[Records contained in a dataset]
BEGIN

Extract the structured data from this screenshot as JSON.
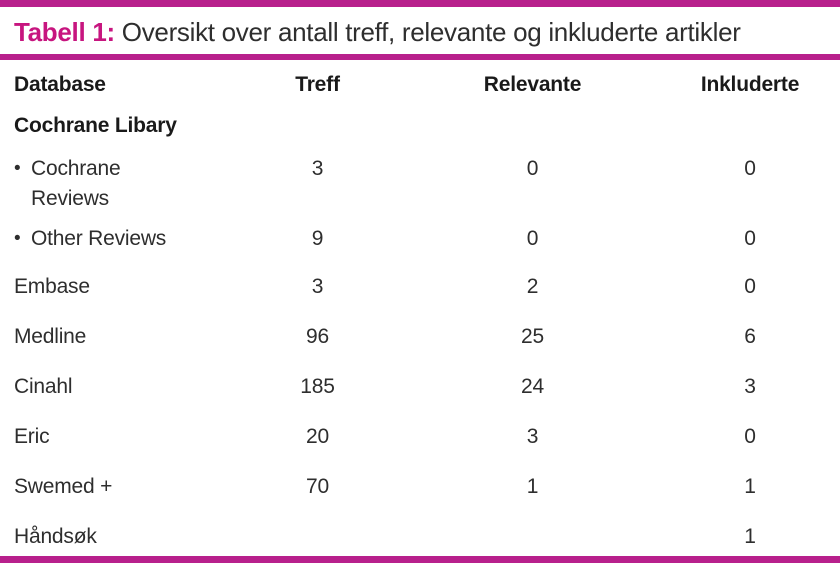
{
  "title": {
    "label": "Tabell 1:",
    "text": "Oversikt over antall treff, relevante og inkluderte artikler"
  },
  "colors": {
    "accent_magenta": "#b8208c",
    "title_magenta": "#c7157f",
    "text": "#2e2e2e",
    "header_text": "#1a1a1a"
  },
  "table": {
    "columns": [
      "Database",
      "Treff",
      "Relevante",
      "Inkluderte"
    ],
    "bullet_glyph": "•",
    "rows": [
      {
        "database": "Cochrane Libary",
        "treff": "",
        "relevante": "",
        "inkluderte": "",
        "bold": true,
        "bullet": false,
        "wrap": false
      },
      {
        "database": "Cochrane Reviews",
        "treff": "3",
        "relevante": "0",
        "inkluderte": "0",
        "bold": false,
        "bullet": true,
        "wrap": true
      },
      {
        "database": "Other Reviews",
        "treff": "9",
        "relevante": "0",
        "inkluderte": "0",
        "bold": false,
        "bullet": true,
        "wrap": false
      },
      {
        "database": "Embase",
        "treff": "3",
        "relevante": "2",
        "inkluderte": "0",
        "bold": false,
        "bullet": false,
        "wrap": false
      },
      {
        "database": "Medline",
        "treff": "96",
        "relevante": "25",
        "inkluderte": "6",
        "bold": false,
        "bullet": false,
        "wrap": false
      },
      {
        "database": "Cinahl",
        "treff": "185",
        "relevante": "24",
        "inkluderte": "3",
        "bold": false,
        "bullet": false,
        "wrap": false
      },
      {
        "database": "Eric",
        "treff": "20",
        "relevante": "3",
        "inkluderte": "0",
        "bold": false,
        "bullet": false,
        "wrap": false
      },
      {
        "database": "Swemed +",
        "treff": "70",
        "relevante": "1",
        "inkluderte": "1",
        "bold": false,
        "bullet": false,
        "wrap": false
      },
      {
        "database": "Håndsøk",
        "treff": "",
        "relevante": "",
        "inkluderte": "1",
        "bold": false,
        "bullet": false,
        "wrap": false
      }
    ]
  }
}
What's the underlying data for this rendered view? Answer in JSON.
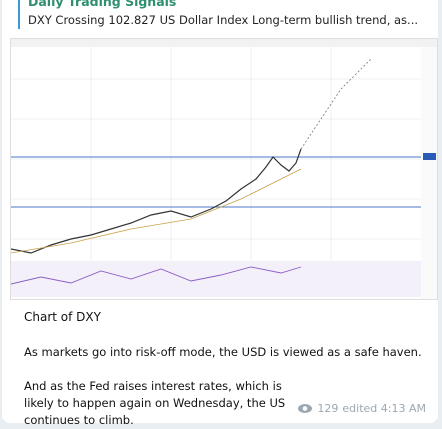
{
  "reply": {
    "author": "Daily Trading Signals",
    "text": "DXY Crossing 102.827 US Dollar Index Long-term bullish trend, as..."
  },
  "message": {
    "caption": "Chart of DXY",
    "paragraphs": [
      "As markets go into risk-off mode, the USD is viewed as a safe haven.",
      "And as the Fed raises interest rates, which is likely to happen again on Wednesday, the US continues to climb."
    ],
    "views": "129",
    "status": "edited 4:13 AM"
  }
}
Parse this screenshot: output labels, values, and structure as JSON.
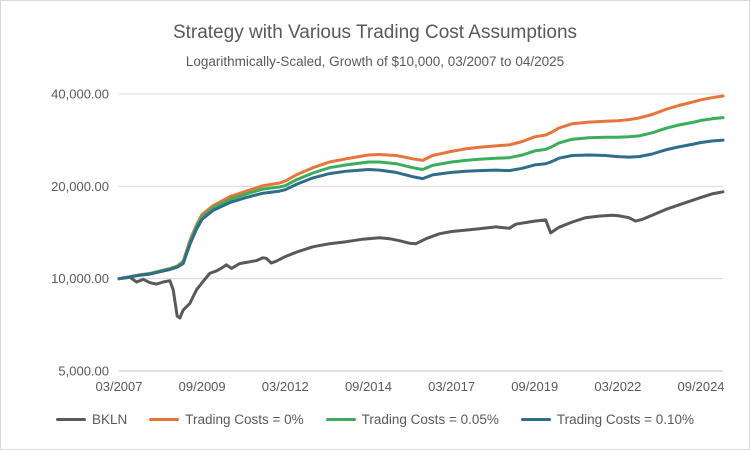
{
  "chart_data": {
    "type": "line",
    "title": "Strategy with Various Trading Cost Assumptions",
    "subtitle": "Logarithmically-Scaled, Growth of $10,000, 03/2007 to 04/2025",
    "y_scale": "log",
    "ylim": [
      5000,
      40000
    ],
    "xlim": [
      2007.17,
      2025.33
    ],
    "x_ticks": [
      {
        "x": 2007.17,
        "label": "03/2007"
      },
      {
        "x": 2009.67,
        "label": "09/2009"
      },
      {
        "x": 2012.17,
        "label": "03/2012"
      },
      {
        "x": 2014.67,
        "label": "09/2014"
      },
      {
        "x": 2017.17,
        "label": "03/2017"
      },
      {
        "x": 2019.67,
        "label": "09/2019"
      },
      {
        "x": 2022.17,
        "label": "03/2022"
      },
      {
        "x": 2024.67,
        "label": "09/2024"
      }
    ],
    "y_ticks": [
      {
        "y": 5000,
        "label": "5,000.00"
      },
      {
        "y": 10000,
        "label": "10,000.00"
      },
      {
        "y": 20000,
        "label": "20,000.00"
      },
      {
        "y": 40000,
        "label": "40,000.00"
      }
    ],
    "series": [
      {
        "name": "BKLN",
        "color": "#595959",
        "points": [
          [
            2007.17,
            10000
          ],
          [
            2007.5,
            10100
          ],
          [
            2007.7,
            9750
          ],
          [
            2007.9,
            9950
          ],
          [
            2008.1,
            9700
          ],
          [
            2008.3,
            9600
          ],
          [
            2008.5,
            9750
          ],
          [
            2008.7,
            9850
          ],
          [
            2008.8,
            9200
          ],
          [
            2008.92,
            7550
          ],
          [
            2009.0,
            7450
          ],
          [
            2009.1,
            7900
          ],
          [
            2009.3,
            8300
          ],
          [
            2009.5,
            9200
          ],
          [
            2009.7,
            9800
          ],
          [
            2009.9,
            10400
          ],
          [
            2010.1,
            10600
          ],
          [
            2010.3,
            10900
          ],
          [
            2010.4,
            11100
          ],
          [
            2010.55,
            10800
          ],
          [
            2010.8,
            11200
          ],
          [
            2011.0,
            11300
          ],
          [
            2011.3,
            11450
          ],
          [
            2011.5,
            11700
          ],
          [
            2011.6,
            11650
          ],
          [
            2011.75,
            11250
          ],
          [
            2011.9,
            11400
          ],
          [
            2012.17,
            11800
          ],
          [
            2012.5,
            12200
          ],
          [
            2013.0,
            12700
          ],
          [
            2013.5,
            13000
          ],
          [
            2014.0,
            13200
          ],
          [
            2014.5,
            13450
          ],
          [
            2014.67,
            13500
          ],
          [
            2015.0,
            13600
          ],
          [
            2015.3,
            13500
          ],
          [
            2015.6,
            13300
          ],
          [
            2015.9,
            13050
          ],
          [
            2016.1,
            13000
          ],
          [
            2016.4,
            13500
          ],
          [
            2016.8,
            14000
          ],
          [
            2017.17,
            14250
          ],
          [
            2017.6,
            14400
          ],
          [
            2018.0,
            14550
          ],
          [
            2018.5,
            14750
          ],
          [
            2018.9,
            14600
          ],
          [
            2019.1,
            15050
          ],
          [
            2019.5,
            15300
          ],
          [
            2019.67,
            15400
          ],
          [
            2020.0,
            15550
          ],
          [
            2020.15,
            14100
          ],
          [
            2020.4,
            14700
          ],
          [
            2020.8,
            15300
          ],
          [
            2021.2,
            15800
          ],
          [
            2021.6,
            16000
          ],
          [
            2022.0,
            16100
          ],
          [
            2022.17,
            16050
          ],
          [
            2022.5,
            15800
          ],
          [
            2022.7,
            15400
          ],
          [
            2022.9,
            15600
          ],
          [
            2023.2,
            16100
          ],
          [
            2023.6,
            16800
          ],
          [
            2024.0,
            17400
          ],
          [
            2024.4,
            18000
          ],
          [
            2024.67,
            18400
          ],
          [
            2025.0,
            18900
          ],
          [
            2025.33,
            19200
          ]
        ]
      },
      {
        "name": "Trading Costs = 0%",
        "color": "#e8743b",
        "points": [
          [
            2007.17,
            10000
          ],
          [
            2007.5,
            10150
          ],
          [
            2007.8,
            10300
          ],
          [
            2008.1,
            10400
          ],
          [
            2008.4,
            10600
          ],
          [
            2008.7,
            10800
          ],
          [
            2008.92,
            11000
          ],
          [
            2009.1,
            11400
          ],
          [
            2009.3,
            13300
          ],
          [
            2009.5,
            15000
          ],
          [
            2009.67,
            16200
          ],
          [
            2010.0,
            17300
          ],
          [
            2010.5,
            18500
          ],
          [
            2011.0,
            19300
          ],
          [
            2011.5,
            20100
          ],
          [
            2012.0,
            20500
          ],
          [
            2012.17,
            20800
          ],
          [
            2012.5,
            21800
          ],
          [
            2013.0,
            23000
          ],
          [
            2013.5,
            24000
          ],
          [
            2014.0,
            24600
          ],
          [
            2014.67,
            25300
          ],
          [
            2015.0,
            25400
          ],
          [
            2015.5,
            25200
          ],
          [
            2016.0,
            24600
          ],
          [
            2016.3,
            24300
          ],
          [
            2016.6,
            25200
          ],
          [
            2017.17,
            26000
          ],
          [
            2017.6,
            26500
          ],
          [
            2018.0,
            26800
          ],
          [
            2018.5,
            27100
          ],
          [
            2018.9,
            27300
          ],
          [
            2019.3,
            28000
          ],
          [
            2019.67,
            29000
          ],
          [
            2020.0,
            29400
          ],
          [
            2020.15,
            29900
          ],
          [
            2020.4,
            31000
          ],
          [
            2020.8,
            32000
          ],
          [
            2021.3,
            32400
          ],
          [
            2021.8,
            32600
          ],
          [
            2022.17,
            32700
          ],
          [
            2022.5,
            33000
          ],
          [
            2022.8,
            33400
          ],
          [
            2023.2,
            34300
          ],
          [
            2023.6,
            35600
          ],
          [
            2024.0,
            36700
          ],
          [
            2024.4,
            37600
          ],
          [
            2024.67,
            38300
          ],
          [
            2025.0,
            38900
          ],
          [
            2025.33,
            39400
          ]
        ]
      },
      {
        "name": "Trading Costs = 0.05%",
        "color": "#3aae5a",
        "points": [
          [
            2007.17,
            10000
          ],
          [
            2007.5,
            10140
          ],
          [
            2007.8,
            10280
          ],
          [
            2008.1,
            10380
          ],
          [
            2008.4,
            10570
          ],
          [
            2008.7,
            10760
          ],
          [
            2008.92,
            10950
          ],
          [
            2009.1,
            11300
          ],
          [
            2009.3,
            13100
          ],
          [
            2009.5,
            14800
          ],
          [
            2009.67,
            15900
          ],
          [
            2010.0,
            17000
          ],
          [
            2010.5,
            18100
          ],
          [
            2011.0,
            18900
          ],
          [
            2011.5,
            19600
          ],
          [
            2012.0,
            19900
          ],
          [
            2012.17,
            20100
          ],
          [
            2012.5,
            21000
          ],
          [
            2013.0,
            22100
          ],
          [
            2013.5,
            23000
          ],
          [
            2014.0,
            23500
          ],
          [
            2014.67,
            24000
          ],
          [
            2015.0,
            24000
          ],
          [
            2015.5,
            23700
          ],
          [
            2016.0,
            23000
          ],
          [
            2016.3,
            22700
          ],
          [
            2016.6,
            23400
          ],
          [
            2017.17,
            24000
          ],
          [
            2017.6,
            24300
          ],
          [
            2018.0,
            24500
          ],
          [
            2018.5,
            24700
          ],
          [
            2018.9,
            24800
          ],
          [
            2019.3,
            25300
          ],
          [
            2019.67,
            26100
          ],
          [
            2020.0,
            26400
          ],
          [
            2020.15,
            26800
          ],
          [
            2020.4,
            27700
          ],
          [
            2020.8,
            28500
          ],
          [
            2021.3,
            28800
          ],
          [
            2021.8,
            28900
          ],
          [
            2022.17,
            28900
          ],
          [
            2022.5,
            29000
          ],
          [
            2022.8,
            29200
          ],
          [
            2023.2,
            29900
          ],
          [
            2023.6,
            30900
          ],
          [
            2024.0,
            31700
          ],
          [
            2024.4,
            32300
          ],
          [
            2024.67,
            32800
          ],
          [
            2025.0,
            33200
          ],
          [
            2025.33,
            33500
          ]
        ]
      },
      {
        "name": "Trading Costs = 0.10%",
        "color": "#2e6e8a",
        "points": [
          [
            2007.17,
            10000
          ],
          [
            2007.5,
            10130
          ],
          [
            2007.8,
            10260
          ],
          [
            2008.1,
            10350
          ],
          [
            2008.4,
            10530
          ],
          [
            2008.7,
            10710
          ],
          [
            2008.92,
            10900
          ],
          [
            2009.1,
            11200
          ],
          [
            2009.3,
            12900
          ],
          [
            2009.5,
            14500
          ],
          [
            2009.67,
            15600
          ],
          [
            2010.0,
            16700
          ],
          [
            2010.5,
            17700
          ],
          [
            2011.0,
            18400
          ],
          [
            2011.5,
            19000
          ],
          [
            2012.0,
            19300
          ],
          [
            2012.17,
            19500
          ],
          [
            2012.5,
            20300
          ],
          [
            2013.0,
            21300
          ],
          [
            2013.5,
            22000
          ],
          [
            2014.0,
            22400
          ],
          [
            2014.67,
            22700
          ],
          [
            2015.0,
            22600
          ],
          [
            2015.5,
            22200
          ],
          [
            2016.0,
            21500
          ],
          [
            2016.3,
            21200
          ],
          [
            2016.6,
            21800
          ],
          [
            2017.17,
            22200
          ],
          [
            2017.6,
            22400
          ],
          [
            2018.0,
            22500
          ],
          [
            2018.5,
            22600
          ],
          [
            2018.9,
            22500
          ],
          [
            2019.3,
            22900
          ],
          [
            2019.67,
            23500
          ],
          [
            2020.0,
            23700
          ],
          [
            2020.15,
            24000
          ],
          [
            2020.4,
            24700
          ],
          [
            2020.8,
            25200
          ],
          [
            2021.3,
            25300
          ],
          [
            2021.8,
            25200
          ],
          [
            2022.17,
            25000
          ],
          [
            2022.5,
            24900
          ],
          [
            2022.8,
            25000
          ],
          [
            2023.2,
            25500
          ],
          [
            2023.6,
            26300
          ],
          [
            2024.0,
            26900
          ],
          [
            2024.4,
            27400
          ],
          [
            2024.67,
            27800
          ],
          [
            2025.0,
            28100
          ],
          [
            2025.33,
            28300
          ]
        ]
      }
    ]
  }
}
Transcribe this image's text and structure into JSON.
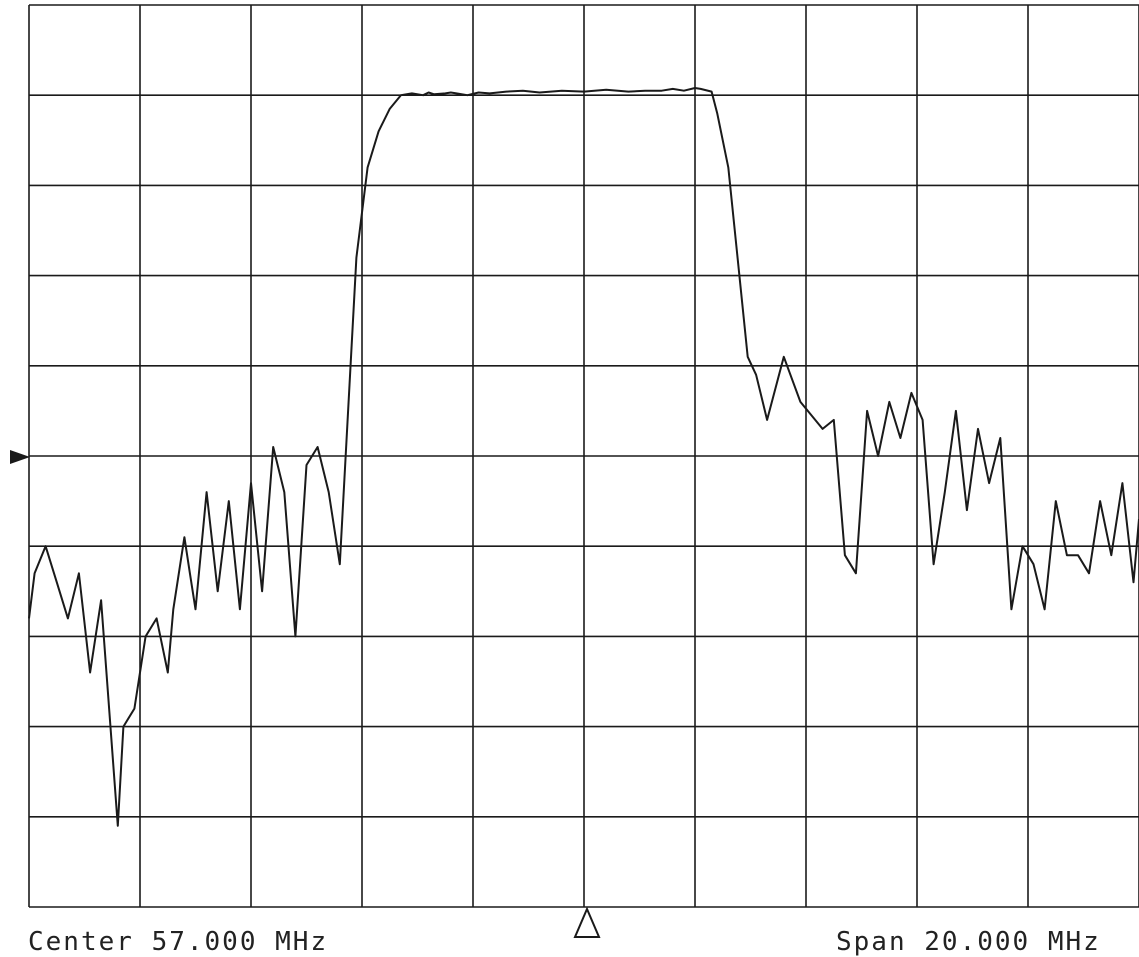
{
  "colors": {
    "grid": "#1a1a1a",
    "trace": "#1a1a1a",
    "background": "#ffffff"
  },
  "footer": {
    "center_label": "Center 57.000 MHz",
    "span_label": "Span 20.000 MHz"
  },
  "chart_data": {
    "type": "line",
    "title": "",
    "xlabel": "",
    "ylabel": "",
    "center_mhz": 57.0,
    "span_mhz": 20.0,
    "xlim": [
      47,
      67
    ],
    "ylim": [
      0,
      10
    ],
    "x_divisions": 10,
    "y_divisions": 10,
    "grid": true,
    "reference_marker": "left-edge triangle at level 5.5",
    "center_marker": "delta triangle at 57.000 MHz",
    "series": [
      {
        "x": [
          47.0,
          47.1,
          47.3,
          47.5,
          47.7,
          47.9,
          48.1,
          48.3,
          48.6,
          48.7,
          48.9,
          49.1,
          49.3,
          49.5,
          49.6,
          49.8,
          49.9,
          50.0,
          50.2,
          50.4,
          50.6,
          50.8,
          51.0,
          51.2,
          51.4,
          51.6,
          51.8,
          52.0,
          52.2,
          52.4,
          52.6,
          52.9,
          53.1,
          53.3,
          53.5,
          53.7,
          53.9,
          54.1,
          54.2,
          54.3,
          54.5,
          54.6,
          54.7,
          54.9,
          55.1,
          55.3,
          55.6,
          55.9,
          56.2,
          56.6,
          57.0,
          57.4,
          57.8,
          58.1,
          58.4,
          58.6,
          58.8,
          59.0,
          59.1,
          59.3,
          59.4,
          59.6,
          59.8,
          59.95,
          60.1,
          60.3,
          60.6,
          60.9,
          61.3,
          61.5,
          61.7,
          61.9,
          62.1,
          62.3,
          62.5,
          62.7,
          62.9,
          63.1,
          63.3,
          63.5,
          63.7,
          63.9,
          64.1,
          64.3,
          64.5,
          64.7,
          64.9,
          65.1,
          65.3,
          65.5,
          65.7,
          65.9,
          66.1,
          66.3,
          66.5,
          66.7,
          66.9,
          67.0
        ],
        "y": [
          3.2,
          3.7,
          4.0,
          3.6,
          3.2,
          3.7,
          2.6,
          3.4,
          0.9,
          2.0,
          2.2,
          3.0,
          3.2,
          2.6,
          3.3,
          4.1,
          3.7,
          3.3,
          4.6,
          3.5,
          4.5,
          3.3,
          4.7,
          3.5,
          5.1,
          4.6,
          3.0,
          4.9,
          5.1,
          4.6,
          3.8,
          7.2,
          8.2,
          8.6,
          8.85,
          9.0,
          9.02,
          9.0,
          9.03,
          9.01,
          9.02,
          9.03,
          9.02,
          9.0,
          9.03,
          9.02,
          9.04,
          9.05,
          9.03,
          9.05,
          9.04,
          9.06,
          9.04,
          9.05,
          9.05,
          9.07,
          9.05,
          9.08,
          9.07,
          9.04,
          8.8,
          8.2,
          7.0,
          6.1,
          5.9,
          5.4,
          6.1,
          5.6,
          5.3,
          5.4,
          3.9,
          3.7,
          5.5,
          5.0,
          5.6,
          5.2,
          5.7,
          5.4,
          3.8,
          4.6,
          5.5,
          4.4,
          5.3,
          4.7,
          5.2,
          3.3,
          4.0,
          3.8,
          3.3,
          4.5,
          3.9,
          3.9,
          3.7,
          4.5,
          3.9,
          4.7,
          3.6,
          4.3
        ]
      }
    ]
  }
}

END

- _THE PROBLEM_
Copy whichever lines in the listing above contain the word "Trading".

- _COMPLETE RESPONSE_
    "author": "Daily Trading Signals",
    "title": "Strategy with Various Trading Cost Assumptions",
        "name": "Trading Costs = 0%",
        "name": "Trading Costs = 0.05%",
        "name": "Trading Costs = 0.10%",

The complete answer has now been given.